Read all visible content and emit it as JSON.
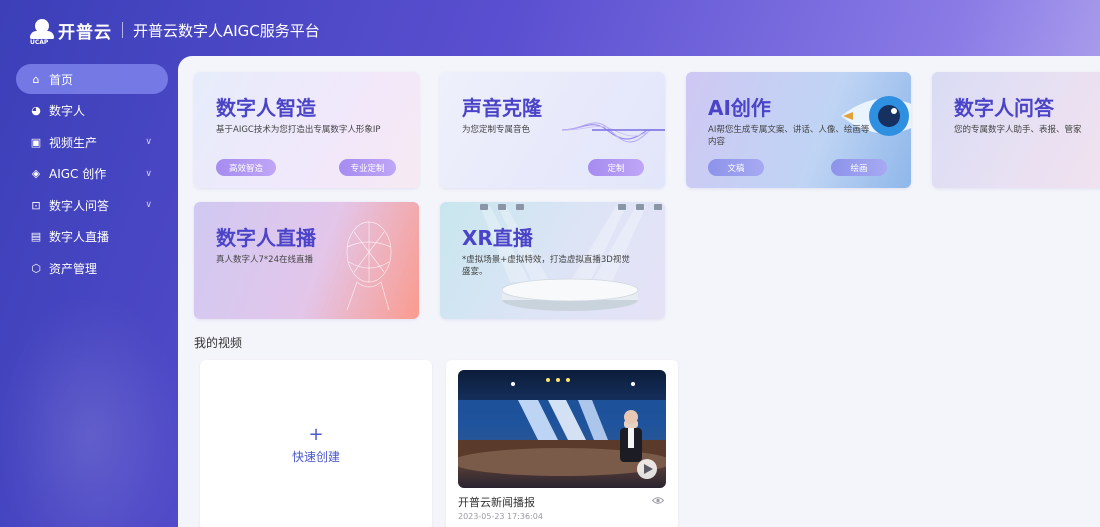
{
  "header": {
    "logo_sub": "UCAP",
    "brand": "开普云",
    "title": "开普云数字人AIGC服务平台"
  },
  "sidebar": {
    "items": [
      {
        "label": "首页",
        "icon": "home-icon",
        "active": true,
        "expandable": false
      },
      {
        "label": "数字人",
        "icon": "robot-icon",
        "active": false,
        "expandable": false
      },
      {
        "label": "视频生产",
        "icon": "video-icon",
        "active": false,
        "expandable": true
      },
      {
        "label": "AIGC 创作",
        "icon": "bulb-icon",
        "active": false,
        "expandable": true
      },
      {
        "label": "数字人问答",
        "icon": "qa-icon",
        "active": false,
        "expandable": true
      },
      {
        "label": "数字人直播",
        "icon": "live-icon",
        "active": false,
        "expandable": false
      },
      {
        "label": "资产管理",
        "icon": "assets-icon",
        "active": false,
        "expandable": false
      }
    ]
  },
  "cards": {
    "smart": {
      "title": "数字人智造",
      "desc": "基于AIGC技术为您打造出专属数字人形象IP",
      "btn1": "高效智造",
      "btn2": "专业定制"
    },
    "voice": {
      "title": "声音克隆",
      "desc": "为您定制专属音色",
      "btn1": "定制"
    },
    "ai": {
      "title": "AI创作",
      "desc": "AI帮您生成专属文案、讲话、人像、绘画等内容",
      "btn1": "文稿",
      "btn2": "绘画"
    },
    "qa": {
      "title": "数字人问答",
      "desc": "您的专属数字人助手、表报、管家"
    },
    "live": {
      "title": "数字人直播",
      "desc": "真人数字人7*24在线直播"
    },
    "xr": {
      "title": "XR直播",
      "desc": "*虚拟场景+虚拟特效，打造虚拟直播3D视觉盛宴。"
    }
  },
  "videos": {
    "section_title": "我的视频",
    "create_plus": "+",
    "create_label": "快速创建",
    "items": [
      {
        "title": "开普云新闻播报",
        "time": "2023-05-23 17:36:04"
      }
    ]
  },
  "colors": {
    "accent": "#4b44c8",
    "sidebar_active": "#7d82eb"
  }
}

_ _ _ _

Directions: Compute how many lines include the string "icon", then give that number by itself.

Reply to the task: 7